**YOUR TASK**
Every entry here needs to be repeated exactly.

— START RECORDS TO PROCESS —

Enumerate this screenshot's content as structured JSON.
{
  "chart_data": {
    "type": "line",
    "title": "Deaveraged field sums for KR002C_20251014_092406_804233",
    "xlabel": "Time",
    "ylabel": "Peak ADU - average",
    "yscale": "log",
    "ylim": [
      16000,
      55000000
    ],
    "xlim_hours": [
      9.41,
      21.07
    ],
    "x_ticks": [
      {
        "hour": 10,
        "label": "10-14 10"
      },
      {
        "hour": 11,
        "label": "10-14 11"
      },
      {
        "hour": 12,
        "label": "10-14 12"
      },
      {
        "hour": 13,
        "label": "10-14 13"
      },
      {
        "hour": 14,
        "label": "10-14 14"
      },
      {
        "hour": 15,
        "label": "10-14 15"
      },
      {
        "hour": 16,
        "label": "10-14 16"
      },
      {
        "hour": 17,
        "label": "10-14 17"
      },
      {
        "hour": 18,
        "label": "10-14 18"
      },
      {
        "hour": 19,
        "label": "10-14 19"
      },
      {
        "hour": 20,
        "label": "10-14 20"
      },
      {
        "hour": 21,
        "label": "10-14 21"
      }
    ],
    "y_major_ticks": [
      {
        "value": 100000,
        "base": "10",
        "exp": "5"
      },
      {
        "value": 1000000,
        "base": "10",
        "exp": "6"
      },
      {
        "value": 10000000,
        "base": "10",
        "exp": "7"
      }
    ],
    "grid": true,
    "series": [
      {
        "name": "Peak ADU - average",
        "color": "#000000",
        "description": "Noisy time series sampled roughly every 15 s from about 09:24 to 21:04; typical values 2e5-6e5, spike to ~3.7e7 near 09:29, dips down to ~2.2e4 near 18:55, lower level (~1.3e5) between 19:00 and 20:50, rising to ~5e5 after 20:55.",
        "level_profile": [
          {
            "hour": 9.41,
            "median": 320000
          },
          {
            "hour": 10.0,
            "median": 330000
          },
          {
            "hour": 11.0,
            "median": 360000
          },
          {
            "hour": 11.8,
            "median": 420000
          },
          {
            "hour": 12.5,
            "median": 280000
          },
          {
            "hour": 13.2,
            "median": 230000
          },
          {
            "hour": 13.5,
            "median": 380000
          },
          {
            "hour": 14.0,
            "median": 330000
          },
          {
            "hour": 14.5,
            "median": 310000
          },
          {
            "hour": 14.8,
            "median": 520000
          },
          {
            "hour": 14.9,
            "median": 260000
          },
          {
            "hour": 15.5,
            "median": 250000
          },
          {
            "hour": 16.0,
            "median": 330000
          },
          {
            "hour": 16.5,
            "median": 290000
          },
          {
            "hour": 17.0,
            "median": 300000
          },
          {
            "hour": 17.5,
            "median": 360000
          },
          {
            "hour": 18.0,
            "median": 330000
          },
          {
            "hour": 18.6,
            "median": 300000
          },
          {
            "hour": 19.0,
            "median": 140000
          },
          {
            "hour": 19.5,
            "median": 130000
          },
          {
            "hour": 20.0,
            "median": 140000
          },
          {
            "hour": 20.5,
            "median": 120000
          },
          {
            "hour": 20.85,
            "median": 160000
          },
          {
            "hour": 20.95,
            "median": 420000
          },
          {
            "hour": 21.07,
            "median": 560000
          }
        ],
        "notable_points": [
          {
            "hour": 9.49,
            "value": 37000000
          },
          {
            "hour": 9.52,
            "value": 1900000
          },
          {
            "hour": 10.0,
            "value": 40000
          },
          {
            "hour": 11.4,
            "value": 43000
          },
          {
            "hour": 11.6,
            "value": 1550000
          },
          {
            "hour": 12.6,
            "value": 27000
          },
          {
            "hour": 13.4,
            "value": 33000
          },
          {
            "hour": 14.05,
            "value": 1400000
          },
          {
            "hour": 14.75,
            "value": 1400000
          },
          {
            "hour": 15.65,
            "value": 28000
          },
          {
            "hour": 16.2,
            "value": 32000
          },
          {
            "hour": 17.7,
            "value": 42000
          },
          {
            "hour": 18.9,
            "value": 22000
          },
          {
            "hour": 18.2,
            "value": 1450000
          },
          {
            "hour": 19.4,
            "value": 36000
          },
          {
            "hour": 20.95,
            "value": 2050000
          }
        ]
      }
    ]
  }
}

— END RECORDS TO PROCESS —

**FINISHED TASK**
Enumerate this screenshot's content as structured JSON.
{
  "chart_data": {
    "type": "line",
    "title": "Deaveraged field sums for KR002C_20251014_092406_804233",
    "xlabel": "Time",
    "ylabel": "Peak ADU - average",
    "yscale": "log",
    "ylim": [
      16000,
      55000000
    ],
    "xlim_hours": [
      9.41,
      21.07
    ],
    "x_ticks": [
      {
        "hour": 10,
        "label": "10-14 10"
      },
      {
        "hour": 11,
        "label": "10-14 11"
      },
      {
        "hour": 12,
        "label": "10-14 12"
      },
      {
        "hour": 13,
        "label": "10-14 13"
      },
      {
        "hour": 14,
        "label": "10-14 14"
      },
      {
        "hour": 15,
        "label": "10-14 15"
      },
      {
        "hour": 16,
        "label": "10-14 16"
      },
      {
        "hour": 17,
        "label": "10-14 17"
      },
      {
        "hour": 18,
        "label": "10-14 18"
      },
      {
        "hour": 19,
        "label": "10-14 19"
      },
      {
        "hour": 20,
        "label": "10-14 20"
      },
      {
        "hour": 21,
        "label": "10-14 21"
      }
    ],
    "y_major_ticks": [
      {
        "value": 100000,
        "base": "10",
        "exp": "5"
      },
      {
        "value": 1000000,
        "base": "10",
        "exp": "6"
      },
      {
        "value": 10000000,
        "base": "10",
        "exp": "7"
      }
    ],
    "grid": true,
    "series": [
      {
        "name": "Peak ADU - average",
        "color": "#000000",
        "description": "Noisy time series sampled roughly every 15 s from about 09:24 to 21:04; typical values 2e5-6e5, spike to ~3.7e7 near 09:29, dips down to ~2.2e4 near 18:55, lower level (~1.3e5) between 19:00 and 20:50, rising to ~5e5 after 20:55.",
        "level_profile": [
          {
            "hour": 9.41,
            "median": 320000
          },
          {
            "hour": 10.0,
            "median": 330000
          },
          {
            "hour": 11.0,
            "median": 360000
          },
          {
            "hour": 11.8,
            "median": 420000
          },
          {
            "hour": 12.5,
            "median": 280000
          },
          {
            "hour": 13.2,
            "median": 230000
          },
          {
            "hour": 13.5,
            "median": 380000
          },
          {
            "hour": 14.0,
            "median": 330000
          },
          {
            "hour": 14.5,
            "median": 310000
          },
          {
            "hour": 14.8,
            "median": 520000
          },
          {
            "hour": 14.9,
            "median": 260000
          },
          {
            "hour": 15.5,
            "median": 250000
          },
          {
            "hour": 16.0,
            "median": 330000
          },
          {
            "hour": 16.5,
            "median": 290000
          },
          {
            "hour": 17.0,
            "median": 300000
          },
          {
            "hour": 17.5,
            "median": 360000
          },
          {
            "hour": 18.0,
            "median": 330000
          },
          {
            "hour": 18.6,
            "median": 300000
          },
          {
            "hour": 19.0,
            "median": 140000
          },
          {
            "hour": 19.5,
            "median": 130000
          },
          {
            "hour": 20.0,
            "median": 140000
          },
          {
            "hour": 20.5,
            "median": 120000
          },
          {
            "hour": 20.85,
            "median": 160000
          },
          {
            "hour": 20.95,
            "median": 420000
          },
          {
            "hour": 21.07,
            "median": 560000
          }
        ],
        "notable_points": [
          {
            "hour": 9.49,
            "value": 37000000
          },
          {
            "hour": 9.52,
            "value": 1900000
          },
          {
            "hour": 10.0,
            "value": 40000
          },
          {
            "hour": 11.4,
            "value": 43000
          },
          {
            "hour": 11.6,
            "value": 1550000
          },
          {
            "hour": 12.6,
            "value": 27000
          },
          {
            "hour": 13.4,
            "value": 33000
          },
          {
            "hour": 14.05,
            "value": 1400000
          },
          {
            "hour": 14.75,
            "value": 1400000
          },
          {
            "hour": 15.65,
            "value": 28000
          },
          {
            "hour": 16.2,
            "value": 32000
          },
          {
            "hour": 17.7,
            "value": 42000
          },
          {
            "hour": 18.9,
            "value": 22000
          },
          {
            "hour": 18.2,
            "value": 1450000
          },
          {
            "hour": 19.4,
            "value": 36000
          },
          {
            "hour": 20.95,
            "value": 2050000
          }
        ]
      }
    ]
  }
}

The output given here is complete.